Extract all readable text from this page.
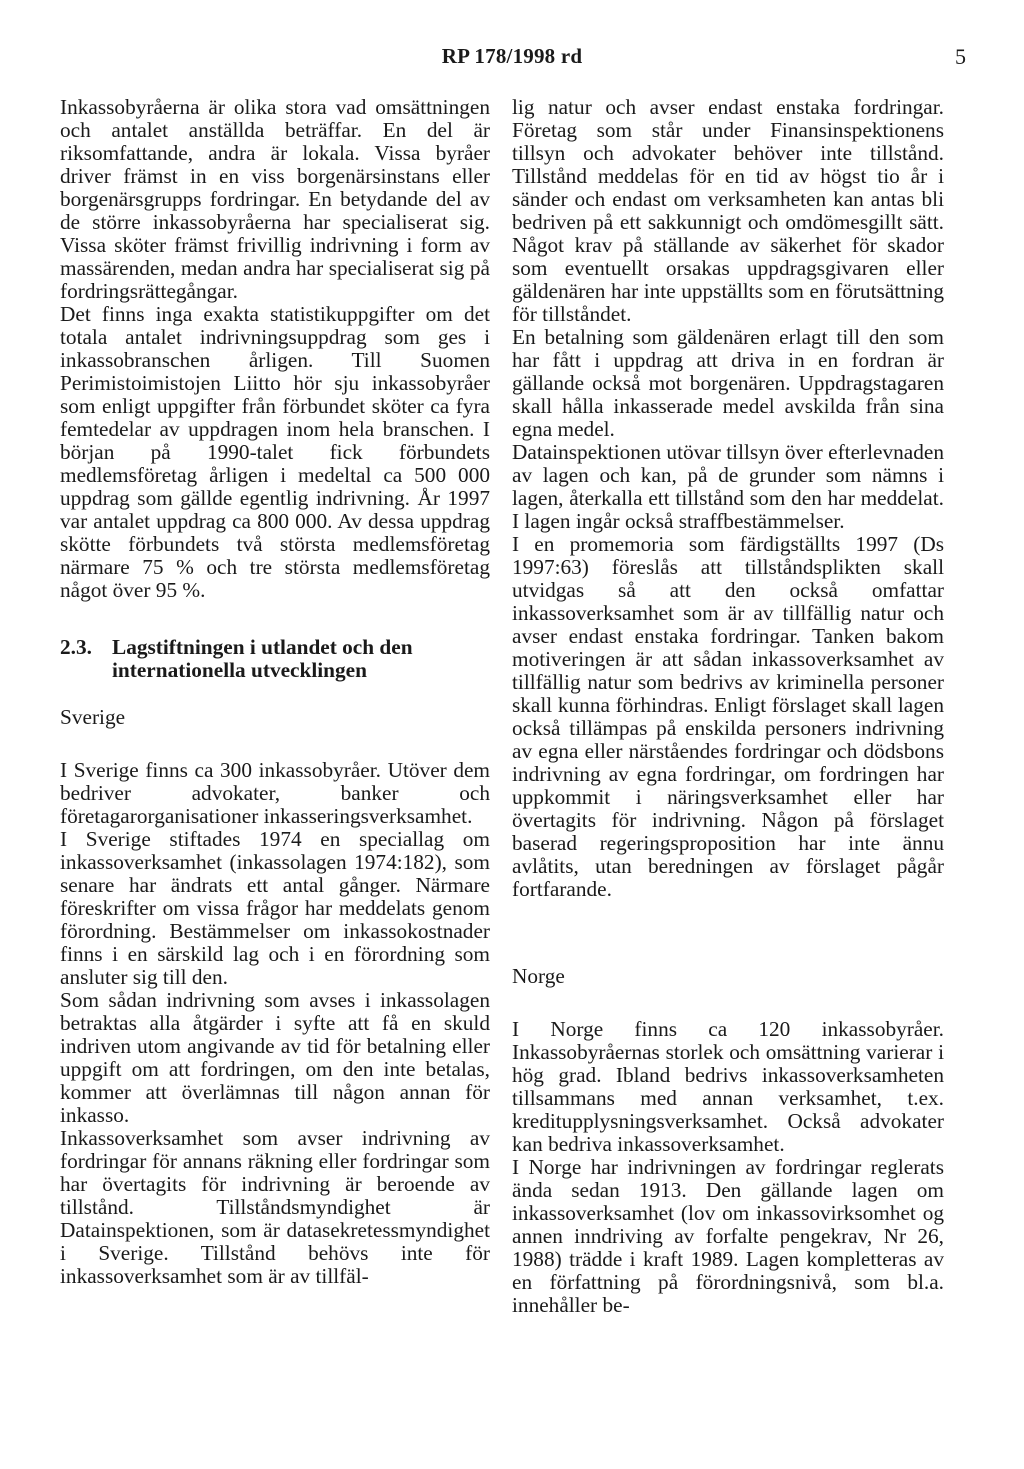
RP 178/1998 rd	5

Inkassobyråerna är olika stora vad omsättningen och antalet anställda beträffar. En del är riksomfattande, andra är lokala. Vissa byråer driver främst in en viss borgenärsinstans eller borgenärsgrupps fordringar. En betydande del av de större inkassobyråerna har specialiserat sig. Vissa sköter främst frivillig indrivning i form av massärenden, medan andra har specialiserat sig på fordringsrättegångar.

Det finns inga exakta statistikuppgifter om det totala antalet indrivningsuppdrag som ges i inkassobranschen årligen. Till Suomen Perimistoimistojen Liitto hör sju inkassobyråer som enligt uppgifter från förbundet sköter ca fyra femtedelar av uppdragen inom hela branschen. I början på 1990-talet fick förbundets medlemsföretag årligen i medeltal ca 500 000 uppdrag som gällde egentlig indrivning. År 1997 var antalet uppdrag ca 800 000. Av dessa uppdrag skötte förbundets två största medlemsföretag närmare 75 % och tre största medlemsföretag något över 95 %.

2.3. Lagstiftningen i utlandet och den internationella utvecklingen
Sverige

I Sverige finns ca 300 inkassobyråer. Utöver dem bedriver advokater, banker och företagarorganisationer inkasseringsverksamhet.

I Sverige stiftades 1974 en speciallag om inkassoverksamhet (inkassolagen 1974:182), som senare har ändrats ett antal gånger. Närmare föreskrifter om vissa frågor har meddelats genom förordning. Bestämmelser om inkassokostnader finns i en särskild lag och i en förordning som ansluter sig till den.

Som sådan indrivning som avses i inkassolagen betraktas alla åtgärder i syfte att få en skuld indriven utom angivande av tid för betalning eller uppgift om att fordringen, om den inte betalas, kommer att överlämnas till någon annan för inkasso.

Inkassoverksamhet som avser indrivning av fordringar för annans räkning eller fordringar som har övertagits för indrivning är beroende av tillstånd. Tillståndsmyndighet är Datainspektionen, som är datasekretessmyndighet i Sverige. Tillstånd behövs inte för inkassoverksamhet som är av tillfäl-

lig natur och avser endast enstaka fordringar. Företag som står under Finansinspektionens tillsyn och advokater behöver inte tillstånd. Tillstånd meddelas för en tid av högst tio år i sänder och endast om verksamheten kan antas bli bedriven på ett sakkunnigt och omdömesgillt sätt. Något krav på ställande av säkerhet för skador som eventuellt orsakas uppdragsgivaren eller gäldenären har inte uppställts som en förutsättning för tillståndet.

En betalning som gäldenären erlagt till den som har fått i uppdrag att driva in en fordran är gällande också mot borgenären. Uppdragstagaren skall hålla inkasserade medel avskilda från sina egna medel.

Datainspektionen utövar tillsyn över efterlevnaden av lagen och kan, på de grunder som nämns i lagen, återkalla ett tillstånd som den har meddelat. I lagen ingår också straffbestämmelser.

I en promemoria som färdigställts 1997 (Ds 1997:63) föreslås att tillståndsplikten skall utvidgas så att den också omfattar inkassoverksamhet som är av tillfällig natur och avser endast enstaka fordringar. Tanken bakom motiveringen är att sådan inkassoverksamhet av tillfällig natur som bedrivs av kriminella personer skall kunna förhindras. Enligt förslaget skall lagen också tillämpas på enskilda personers indrivning av egna eller närståendes fordringar och dödsbons indrivning av egna fordringar, om fordringen har uppkommit i näringsverksamhet eller har övertagits för indrivning. Någon på förslaget baserad regeringsproposition har inte ännu avlåtits, utan beredningen av förslaget pågår fortfarande.

Norge

I Norge finns ca 120 inkassobyråer. Inkassobyråernas storlek och omsättning varierar i hög grad. Ibland bedrivs inkassoverksamheten tillsammans med annan verksamhet, t.ex. kreditupplysningsverksamhet. Också advokater kan bedriva inkassoverksamhet.

I Norge har indrivningen av fordringar reglerats ända sedan 1913. Den gällande lagen om inkassoverksamhet (lov om inkassovirksomhet og annen inndriving av forfalte pengekrav, Nr 26, 1988) trädde i kraft 1989. Lagen kompletteras av en författning på förordningsnivå, som bl.a. innehåller be-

——

Your goal
Copy the data above line for line, skipping every picture.

Response
Extract all readable text from this page.
RP 178/1998 rd	5

Inkassobyråerna är olika stora vad omsättningen och antalet anställda beträffar. En del är riksomfattande, andra är lokala. Vissa byråer driver främst in en viss borgenärsinstans eller borgenärsgrupps fordringar. En betydande del av de större inkassobyråerna har specialiserat sig. Vissa sköter främst frivillig indrivning i form av massärenden, medan andra har specialiserat sig på fordringsrättegångar.

Det finns inga exakta statistikuppgifter om det totala antalet indrivningsuppdrag som ges i inkassobranschen årligen. Till Suomen Perimistoimistojen Liitto hör sju inkassobyråer som enligt uppgifter från förbundet sköter ca fyra femtedelar av uppdragen inom hela branschen. I början på 1990-talet fick förbundets medlemsföretag årligen i medeltal ca 500 000 uppdrag som gällde egentlig indrivning. År 1997 var antalet uppdrag ca 800 000. Av dessa uppdrag skötte förbundets två största medlemsföretag närmare 75 % och tre största medlemsföretag något över 95 %.

2.3. Lagstiftningen i utlandet och den internationella utvecklingen
Sverige

I Sverige finns ca 300 inkassobyråer. Utöver dem bedriver advokater, banker och företagarorganisationer inkasseringsverksamhet.

I Sverige stiftades 1974 en speciallag om inkassoverksamhet (inkassolagen 1974:182), som senare har ändrats ett antal gånger. Närmare föreskrifter om vissa frågor har meddelats genom förordning. Bestämmelser om inkassokostnader finns i en särskild lag och i en förordning som ansluter sig till den.

Som sådan indrivning som avses i inkassolagen betraktas alla åtgärder i syfte att få en skuld indriven utom angivande av tid för betalning eller uppgift om att fordringen, om den inte betalas, kommer att överlämnas till någon annan för inkasso.

Inkassoverksamhet som avser indrivning av fordringar för annans räkning eller fordringar som har övertagits för indrivning är beroende av tillstånd. Tillståndsmyndighet är Datainspektionen, som är datasekretessmyndighet i Sverige. Tillstånd behövs inte för inkassoverksamhet som är av tillfäl-

lig natur och avser endast enstaka fordringar. Företag som står under Finansinspektionens tillsyn och advokater behöver inte tillstånd. Tillstånd meddelas för en tid av högst tio år i sänder och endast om verksamheten kan antas bli bedriven på ett sakkunnigt och omdömesgillt sätt. Något krav på ställande av säkerhet för skador som eventuellt orsakas uppdragsgivaren eller gäldenären har inte uppställts som en förutsättning för tillståndet.

En betalning som gäldenären erlagt till den som har fått i uppdrag att driva in en fordran är gällande också mot borgenären. Uppdragstagaren skall hålla inkasserade medel avskilda från sina egna medel.

Datainspektionen utövar tillsyn över efterlevnaden av lagen och kan, på de grunder som nämns i lagen, återkalla ett tillstånd som den har meddelat. I lagen ingår också straffbestämmelser.

I en promemoria som färdigställts 1997 (Ds 1997:63) föreslås att tillståndsplikten skall utvidgas så att den också omfattar inkassoverksamhet som är av tillfällig natur och avser endast enstaka fordringar. Tanken bakom motiveringen är att sådan inkassoverksamhet av tillfällig natur som bedrivs av kriminella personer skall kunna förhindras. Enligt förslaget skall lagen också tillämpas på enskilda personers indrivning av egna eller närståendes fordringar och dödsbons indrivning av egna fordringar, om fordringen har uppkommit i näringsverksamhet eller har övertagits för indrivning. Någon på förslaget baserad regeringsproposition har inte ännu avlåtits, utan beredningen av förslaget pågår fortfarande.

Norge

I Norge finns ca 120 inkassobyråer. Inkassobyråernas storlek och omsättning varierar i hög grad. Ibland bedrivs inkassoverksamheten tillsammans med annan verksamhet, t.ex. kreditupplysningsverksamhet. Också advokater kan bedriva inkassoverksamhet.

I Norge har indrivningen av fordringar reglerats ända sedan 1913. Den gällande lagen om inkassoverksamhet (lov om inkassovirksomhet og annen inndriving av forfalte pengekrav, Nr 26, 1988) trädde i kraft 1989. Lagen kompletteras av en författning på förordningsnivå, som bl.a. innehåller be-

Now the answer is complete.